Stated task:
Take the data below and repeat it exactly.

Data listing:
>>
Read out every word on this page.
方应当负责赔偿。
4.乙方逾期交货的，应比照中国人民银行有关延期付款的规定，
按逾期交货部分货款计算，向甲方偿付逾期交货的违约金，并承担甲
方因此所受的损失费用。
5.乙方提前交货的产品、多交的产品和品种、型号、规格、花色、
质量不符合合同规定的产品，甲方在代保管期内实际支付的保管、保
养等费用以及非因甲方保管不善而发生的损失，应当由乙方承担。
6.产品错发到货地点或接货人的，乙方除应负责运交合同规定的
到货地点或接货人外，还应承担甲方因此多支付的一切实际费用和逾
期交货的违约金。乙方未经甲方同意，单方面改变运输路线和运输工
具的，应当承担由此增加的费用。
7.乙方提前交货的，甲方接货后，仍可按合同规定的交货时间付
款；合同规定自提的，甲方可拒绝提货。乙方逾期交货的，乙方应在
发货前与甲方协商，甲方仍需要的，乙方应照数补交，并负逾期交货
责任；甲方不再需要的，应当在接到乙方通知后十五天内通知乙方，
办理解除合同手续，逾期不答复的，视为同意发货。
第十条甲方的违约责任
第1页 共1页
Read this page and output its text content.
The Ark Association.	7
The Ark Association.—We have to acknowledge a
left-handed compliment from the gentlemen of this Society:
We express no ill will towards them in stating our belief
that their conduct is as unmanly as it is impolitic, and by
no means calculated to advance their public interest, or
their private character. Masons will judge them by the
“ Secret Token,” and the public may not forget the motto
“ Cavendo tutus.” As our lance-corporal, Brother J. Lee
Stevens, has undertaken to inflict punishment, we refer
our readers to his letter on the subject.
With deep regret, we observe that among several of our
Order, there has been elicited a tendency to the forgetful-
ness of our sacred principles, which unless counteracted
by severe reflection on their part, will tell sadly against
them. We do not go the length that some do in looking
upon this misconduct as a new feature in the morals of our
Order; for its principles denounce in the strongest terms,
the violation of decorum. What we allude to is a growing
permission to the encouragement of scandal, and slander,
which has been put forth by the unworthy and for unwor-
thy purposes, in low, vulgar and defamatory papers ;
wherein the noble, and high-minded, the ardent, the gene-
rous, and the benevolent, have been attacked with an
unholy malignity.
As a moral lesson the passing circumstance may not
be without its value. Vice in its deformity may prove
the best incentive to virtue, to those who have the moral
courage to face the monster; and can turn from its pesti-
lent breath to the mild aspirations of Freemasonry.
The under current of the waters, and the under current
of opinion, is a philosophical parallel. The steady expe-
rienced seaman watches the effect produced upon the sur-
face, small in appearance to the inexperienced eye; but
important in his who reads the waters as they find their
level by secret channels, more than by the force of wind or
<<
Answer to this task:
Read out every word on this page.
方应当负责赔偿。
4.乙方逾期交货的，应比照中国人民银行有关延期付款的规定，
按逾期交货部分货款计算，向甲方偿付逾期交货的违约金，并承担甲
方因此所受的损失费用。
5.乙方提前交货的产品、多交的产品和品种、型号、规格、花色、
质量不符合合同规定的产品，甲方在代保管期内实际支付的保管、保
养等费用以及非因甲方保管不善而发生的损失，应当由乙方承担。
6.产品错发到货地点或接货人的，乙方除应负责运交合同规定的
到货地点或接货人外，还应承担甲方因此多支付的一切实际费用和逾
期交货的违约金。乙方未经甲方同意，单方面改变运输路线和运输工
具的，应当承担由此增加的费用。
7.乙方提前交货的，甲方接货后，仍可按合同规定的交货时间付
款；合同规定自提的，甲方可拒绝提货。乙方逾期交货的，乙方应在
发货前与甲方协商，甲方仍需要的，乙方应照数补交，并负逾期交货
责任；甲方不再需要的，应当在接到乙方通知后十五天内通知乙方，
办理解除合同手续，逾期不答复的，视为同意发货。
第十条甲方的违约责任
第1页 共1页
Read this page and output its text content.
The Ark Association.	7
The Ark Association.—We have to acknowledge a
left-handed compliment from the gentlemen of this Society:
We express no ill will towards them in stating our belief
that their conduct is as unmanly as it is impolitic, and by
no means calculated to advance their public interest, or
their private character. Masons will judge them by the
“ Secret Token,” and the public may not forget the motto
“ Cavendo tutus.” As our lance-corporal, Brother J. Lee
Stevens, has undertaken to inflict punishment, we refer
our readers to his letter on the subject.
With deep regret, we observe that among several of our
Order, there has been elicited a tendency to the forgetful-
ness of our sacred principles, which unless counteracted
by severe reflection on their part, will tell sadly against
them. We do not go the length that some do in looking
upon this misconduct as a new feature in the morals of our
Order; for its principles denounce in the strongest terms,
the violation of decorum. What we allude to is a growing
permission to the encouragement of scandal, and slander,
which has been put forth by the unworthy and for unwor-
thy purposes, in low, vulgar and defamatory papers ;
wherein the noble, and high-minded, the ardent, the gene-
rous, and the benevolent, have been attacked with an
unholy malignity.
As a moral lesson the passing circumstance may not
be without its value. Vice in its deformity may prove
the best incentive to virtue, to those who have the moral
courage to face the monster; and can turn from its pesti-
lent breath to the mild aspirations of Freemasonry.
The under current of the waters, and the under current
of opinion, is a philosophical parallel. The steady expe-
rienced seaman watches the effect produced upon the sur-
face, small in appearance to the inexperienced eye; but
important in his who reads the waters as they find their
level by secret channels, more than by the force of wind or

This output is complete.